*WHAT YOU SHOULD DO*: Recast the records from the line containing "category-phone[interactable]: Телефон Связать" up to and including the line containing "231, 227, 251]" as a JSON list of strings, one string per line, with blank lines omitted.

*ENTRIES SUPPLIED*:

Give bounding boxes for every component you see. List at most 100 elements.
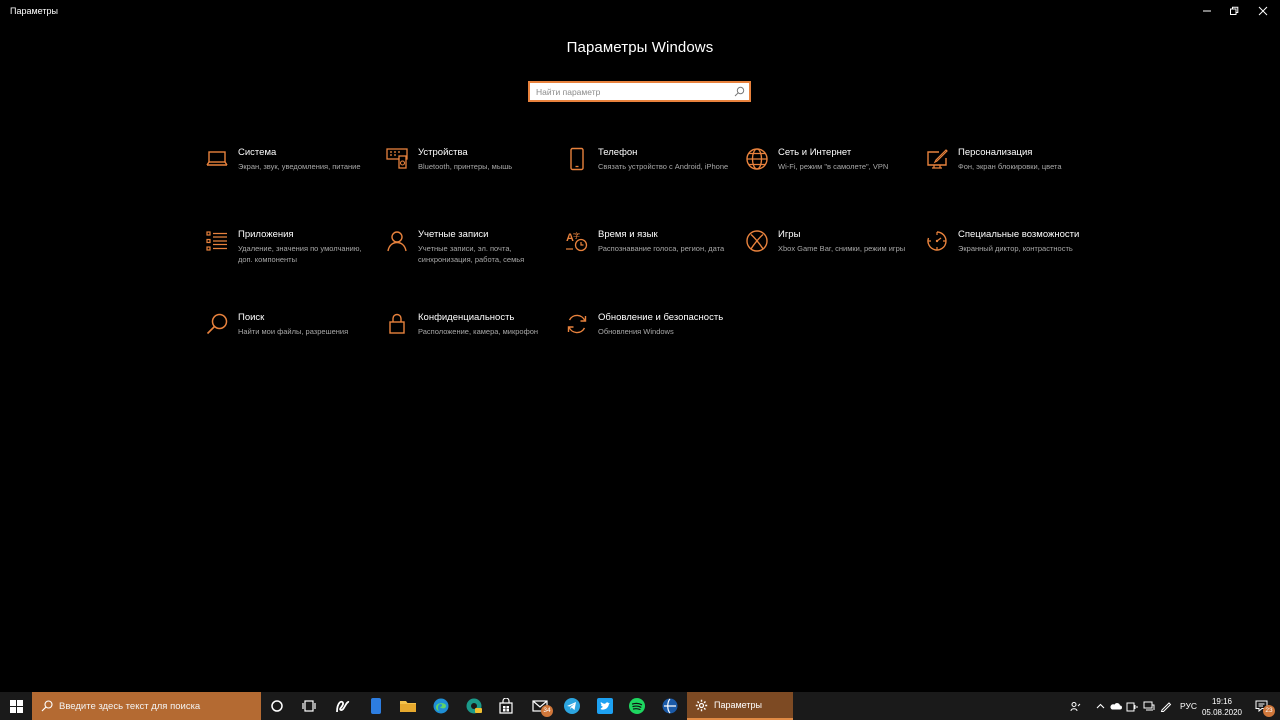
category-phone[interactable]: Телефон Связать устройство с Android, iP…	[565, 147, 740, 207]
taskbar-app-globe[interactable]	[654, 692, 686, 720]
category-name: Обновление и безопасность	[598, 312, 724, 323]
minimize-icon	[1203, 10, 1211, 12]
category-name: Поиск	[238, 312, 265, 323]
category-desc: Фон, экран блокировки, цвета	[958, 162, 1062, 171]
accessibility-icon	[927, 231, 947, 251]
apps-list-icon	[206, 231, 227, 251]
clock-time: 19:16	[1211, 697, 1233, 706]
category-desc: Обновления Windows	[598, 327, 674, 336]
settings-search[interactable]	[528, 81, 751, 102]
cloud-icon	[1110, 703, 1122, 710]
store-icon	[499, 698, 513, 714]
edge-icon	[433, 698, 449, 714]
category-name: Специальные возможности	[958, 229, 1080, 240]
title-bar: Параметры	[0, 0, 1280, 22]
category-desc: Удаление, значения по умолчанию, доп. ко…	[238, 244, 362, 264]
keyboard-speaker-icon	[386, 148, 408, 169]
category-accounts[interactable]: Учетные записи Учетные записи, эл. почта…	[385, 229, 560, 289]
category-search[interactable]: Поиск Найти мои файлы, разрешения	[205, 312, 380, 372]
svg-text:字: 字	[573, 231, 580, 240]
taskbar-twitter[interactable]	[589, 692, 621, 720]
category-name: Система	[238, 147, 277, 158]
search-icon	[206, 313, 228, 335]
gear-icon	[695, 699, 708, 711]
language-indicator[interactable]: РУС	[1180, 701, 1197, 711]
volume-button[interactable]	[1159, 692, 1173, 720]
search-icon	[41, 700, 53, 712]
category-privacy[interactable]: Конфиденциальность Расположение, камера,…	[385, 312, 560, 372]
cortana-button[interactable]	[261, 692, 293, 720]
category-personalization[interactable]: Персонализация Фон, экран блокировки, цв…	[925, 147, 1100, 207]
taskbar-telegram[interactable]	[556, 692, 588, 720]
category-accessibility[interactable]: Специальные возможности Экранный диктор,…	[925, 229, 1100, 289]
battery-plug-icon	[1126, 702, 1138, 711]
edge-canary-icon	[466, 698, 482, 714]
taskbar-store[interactable]	[490, 692, 522, 720]
action-center-button[interactable]: 23	[1250, 692, 1275, 720]
close-button[interactable]	[1246, 0, 1280, 22]
start-button[interactable]	[0, 692, 32, 720]
telegram-icon	[564, 698, 580, 714]
category-time-language[interactable]: A 字 Время и язык Распознавание голоса, р…	[565, 229, 740, 289]
taskbar-settings-app[interactable]: Параметры	[687, 692, 793, 720]
people-icon	[1070, 701, 1080, 711]
category-desc: Расположение, камера, микрофон	[418, 327, 539, 336]
category-desc: Учетные записи, эл. почта, синхронизация…	[418, 244, 525, 264]
clock[interactable]: 19:16 05.08.2020	[1198, 696, 1246, 718]
battery-button[interactable]	[1125, 692, 1139, 720]
clock-date: 05.08.2020	[1201, 708, 1243, 717]
search-icon[interactable]	[734, 86, 745, 97]
taskbar-edge-canary[interactable]	[458, 692, 490, 720]
category-name: Приложения	[238, 229, 294, 240]
category-name: Время и язык	[598, 229, 658, 240]
category-desc: Xbox Game Bar, снимки, режим игры	[778, 244, 906, 253]
onedrive-button[interactable]	[1108, 692, 1123, 720]
taskbar-app-blue[interactable]	[360, 692, 392, 720]
category-desc: Связать устройство с Android, iPhone	[598, 162, 729, 171]
category-desc: Найти мои файлы, разрешения	[238, 327, 349, 336]
spotify-icon	[629, 698, 645, 714]
phone-icon	[570, 147, 584, 171]
category-name: Сеть и Интернет	[778, 147, 852, 158]
category-name: Устройства	[418, 147, 468, 158]
taskbar-active-app-label: Параметры	[714, 700, 762, 710]
document-app-icon	[371, 698, 381, 714]
category-system[interactable]: Система Экран, звук, уведомления, питани…	[205, 147, 380, 207]
sync-icon	[567, 314, 587, 334]
category-desc: Wi-Fi, режим "в самолете", VPN	[778, 162, 889, 171]
category-gaming[interactable]: Игры Xbox Game Bar, снимки, режим игры	[745, 229, 920, 289]
network-button[interactable]	[1142, 692, 1156, 720]
taskbar: Введите здесь текст для поиска 34 Параме…	[0, 692, 1280, 720]
task-view-icon	[302, 700, 316, 712]
category-desc: Экран, звук, уведомления, питание	[238, 162, 361, 171]
taskbar-file-explorer[interactable]	[392, 692, 424, 720]
category-devices[interactable]: Устройства Bluetooth, принтеры, мышь	[385, 147, 560, 207]
task-view-button[interactable]	[293, 692, 325, 720]
search-input[interactable]	[530, 83, 725, 100]
folder-icon	[400, 701, 416, 712]
globe-icon	[746, 148, 768, 170]
taskbar-app-scribble[interactable]	[327, 692, 359, 720]
category-desc: Экранный диктор, контрастность	[958, 244, 1073, 253]
close-icon	[1258, 6, 1268, 16]
category-name: Персонализация	[958, 147, 1033, 158]
page-title: Параметры Windows	[566, 39, 714, 56]
network-icon	[1143, 701, 1155, 710]
category-apps[interactable]: Приложения Удаление, значения по умолчан…	[205, 229, 380, 289]
window-title: Параметры	[10, 6, 58, 16]
laptop-icon	[206, 151, 228, 166]
category-network[interactable]: Сеть и Интернет Wi-Fi, режим "в самолете…	[745, 147, 920, 207]
cortana-icon	[271, 700, 283, 712]
taskbar-edge[interactable]	[425, 692, 457, 720]
brush-monitor-icon	[927, 149, 948, 169]
taskbar-search[interactable]: Введите здесь текст для поиска	[32, 692, 261, 720]
taskbar-mail[interactable]: 34	[524, 692, 556, 720]
lock-icon	[389, 313, 405, 334]
people-button[interactable]	[1068, 692, 1082, 720]
notifications-badge: 23	[1263, 705, 1275, 717]
show-hidden-icons-button[interactable]	[1094, 692, 1106, 720]
scribble-app-icon	[336, 700, 350, 713]
taskbar-spotify[interactable]	[621, 692, 653, 720]
category-desc: Bluetooth, принтеры, мышь	[418, 162, 513, 171]
category-update-security[interactable]: Обновление и безопасность Обновления Win…	[565, 312, 740, 372]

*TASK OUTPUT*:
[
  "category-phone[interactable]: Телефон Связать устройство с Android, iP…\t[565, 147, 740, 207]",
  "taskbar-app-globe[interactable]\t[654, 692, 686, 720]",
  "category-name: Обновление и безопасность\t[598, 312, 724, 323]",
  "minimize-icon\t[1203, 10, 1211, 12]",
  "category-name: Поиск\t[238, 312, 265, 323]",
  "category-desc: Фон, экран блокировки, цвета\t[958, 162, 1062, 171]",
  "accessibility-icon\t[927, 231, 947, 251]",
  "apps-list-icon\t[206, 231, 227, 251]"
]